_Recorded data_
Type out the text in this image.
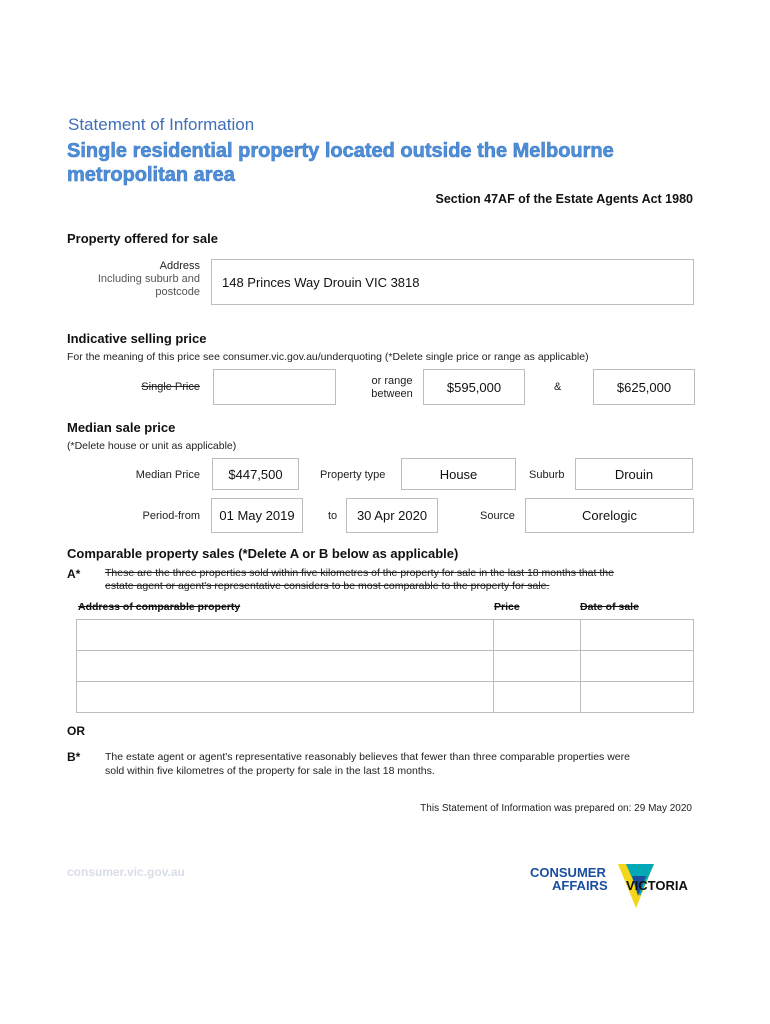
Statement of Information
Single residential property located outside the Melbourne
metropolitan area
Section 47AF of the Estate Agents Act 1980
Property offered for sale
Address
Including suburb and
postcode
148 Princes Way Drouin VIC 3818
Indicative selling price
For the meaning of this price see consumer.vic.gov.au/underquoting (*Delete single price or range as applicable)
Single Price	or range
between	$595,000	&	$625,000
Median sale price
(*Delete house or unit as applicable)
Median Price $447,500	Property type	House	Suburb	Drouin
Period-from 01 May 2019	to 30 Apr 2020	Source	Corelogic
Comparable property sales (*Delete A or B below as applicable)
A* These are the three properties sold within five kilometres of the property for sale in the last 18 months that the
estate agent or agent's representative considers to be most comparable to the property for sale.
Address of comparable property	Price	Date of sale

OR
B* The estate agent or agent's representative reasonably believes that fewer than three comparable properties were
sold within five kilometres of the property for sale in the last 18 months.
This Statement of Information was prepared on: 29 May 2020
consumer.vic.gov.au	CONSUMER
AFFAIRS VICTORIA
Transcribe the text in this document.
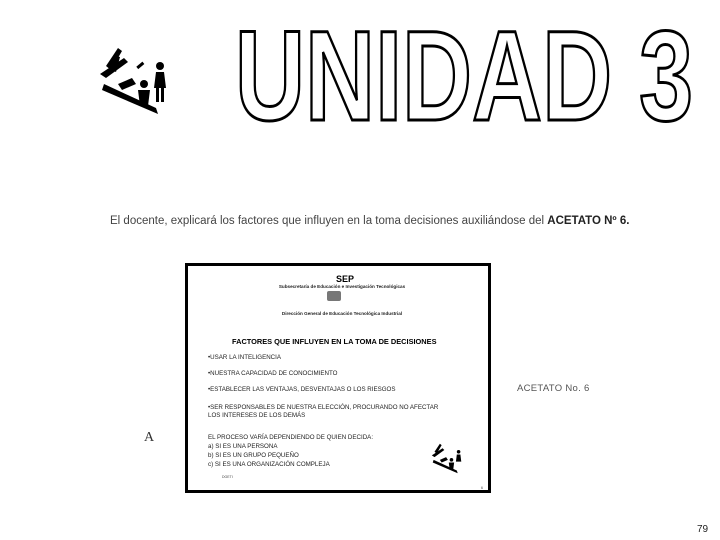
UNIDAD 3
El docente, explicará los factores que influyen en la toma decisiones auxiliándose del ACETATO Nº 6.
SEP
Subsecretaría de Educación e Investigación Tecnológicas
Dirección General de Educación Tecnológica Industrial
FACTORES QUE INFLUYEN EN LA TOMA DE DECISIONES
•USAR LA INTELIGENCIA
•NUESTRA CAPACIDAD DE CONOCIMIENTO
•ESTABLECER LAS VENTAJAS, DESVENTAJAS O LOS RIESGOS
•SER RESPONSABLES DE NUESTRA ELECCIÓN, PROCURANDO NO AFECTAR
LOS INTERESES DE LOS DEMÁS
EL PROCESO VARÍA DEPENDIENDO DE QUIEN DECIDA:
a) SI ES UNA PERSONA
b) SI ES UN GRUPO PEQUEÑO
c) SI ES UNA ORGANIZACIÓN COMPLEJA
DGETI
6
ACETATO No. 6
A
79
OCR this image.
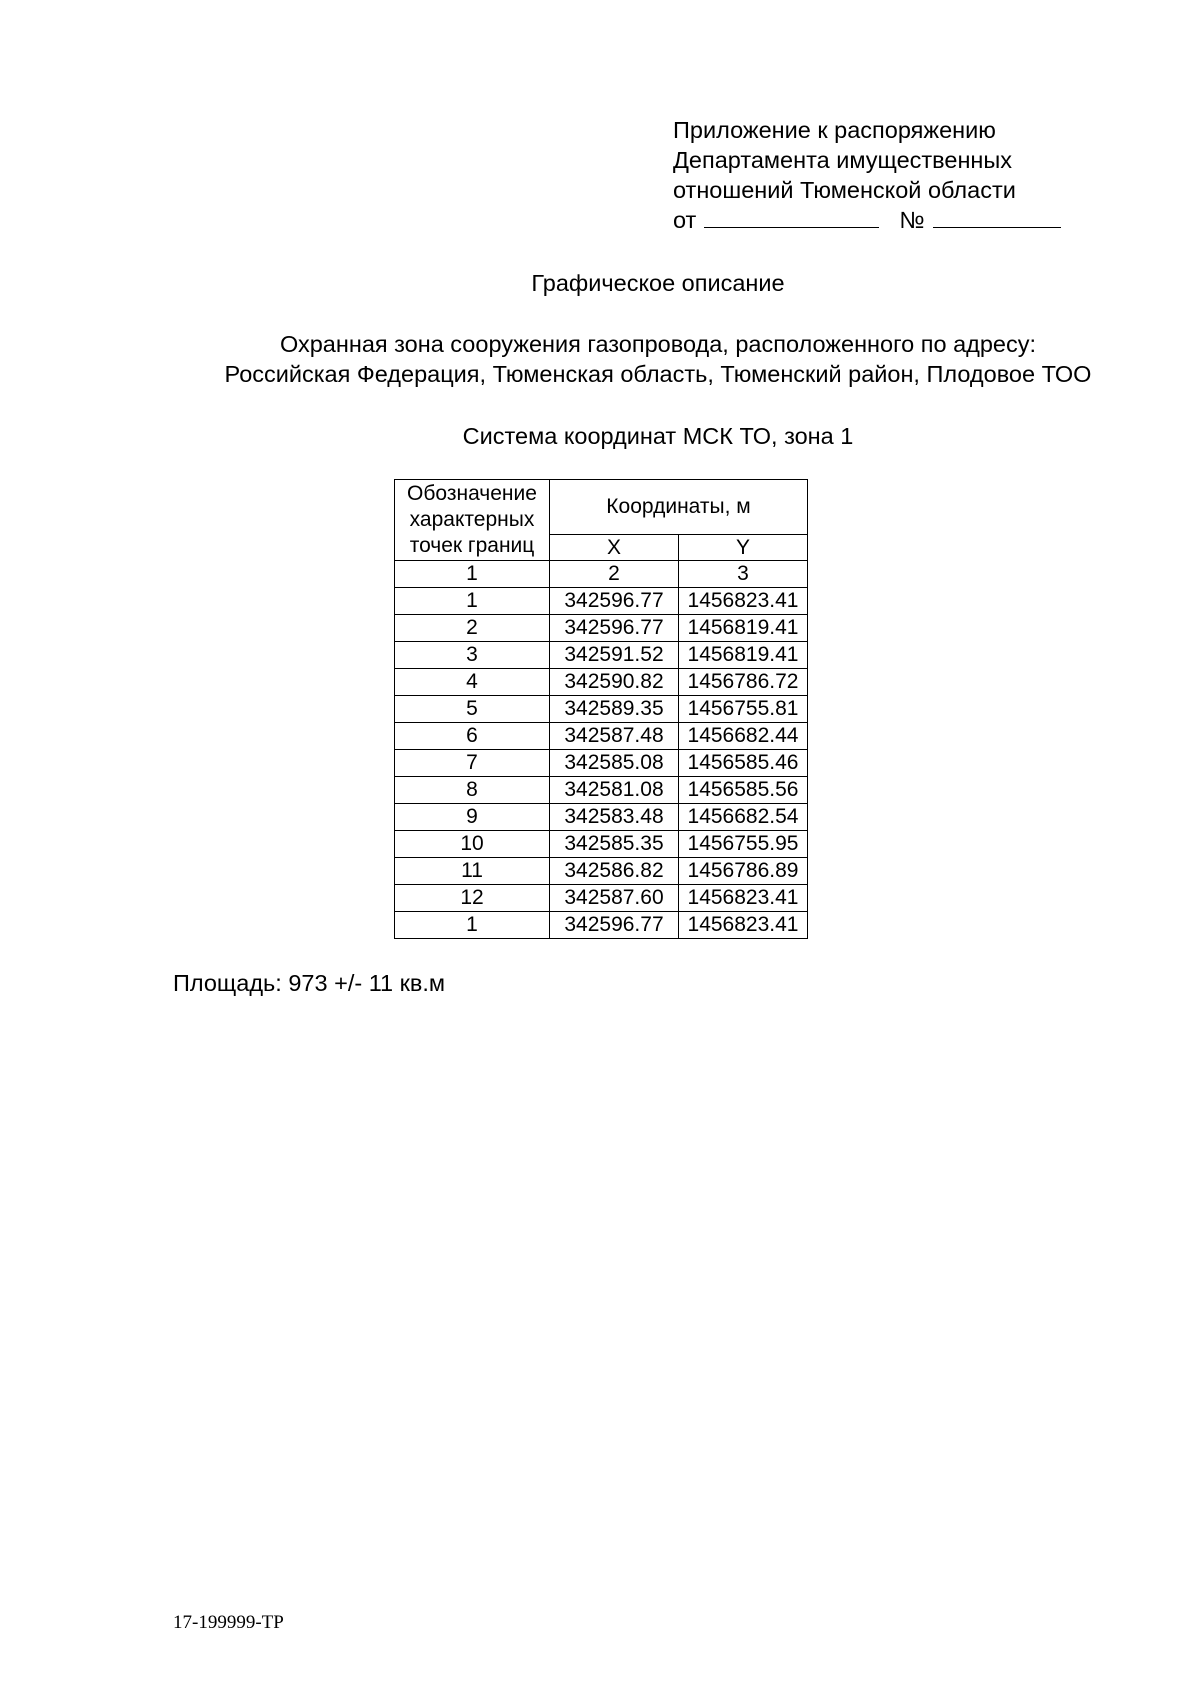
Приложение к распоряжению
Департамента имущественных
отношений Тюменской области
от	№
Графическое описание
Охранная зона сооружения газопровода, расположенного по адресу:
Российская Федерация, Тюменская область, Тюменский район, Плодовое ТОО
Система координат МСК ТО, зона 1
Обозначение характерных точек границ	Координаты, м	
	X	Y
1	2	3
1	342596.77	1456823.41
2	342596.77	1456819.41
3	342591.52	1456819.41
4	342590.82	1456786.72
5	342589.35	1456755.81
6	342587.48	1456682.44
7	342585.08	1456585.46
8	342581.08	1456585.56
9	342583.48	1456682.54
10	342585.35	1456755.95
11	342586.82	1456786.89
12	342587.60	1456823.41
1	342596.77	1456823.41
Площадь: 973 +/- 11 кв.м
17-199999-ТР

_WORK REQUIRED_
Gather each line in these records that contains the string "sold".

_FINISHED ANSWER_
A* These are the three properties sold within five kilometres of the property for sale in the last 18 months that the
sold within five kilometres of the property for sale in the last 18 months.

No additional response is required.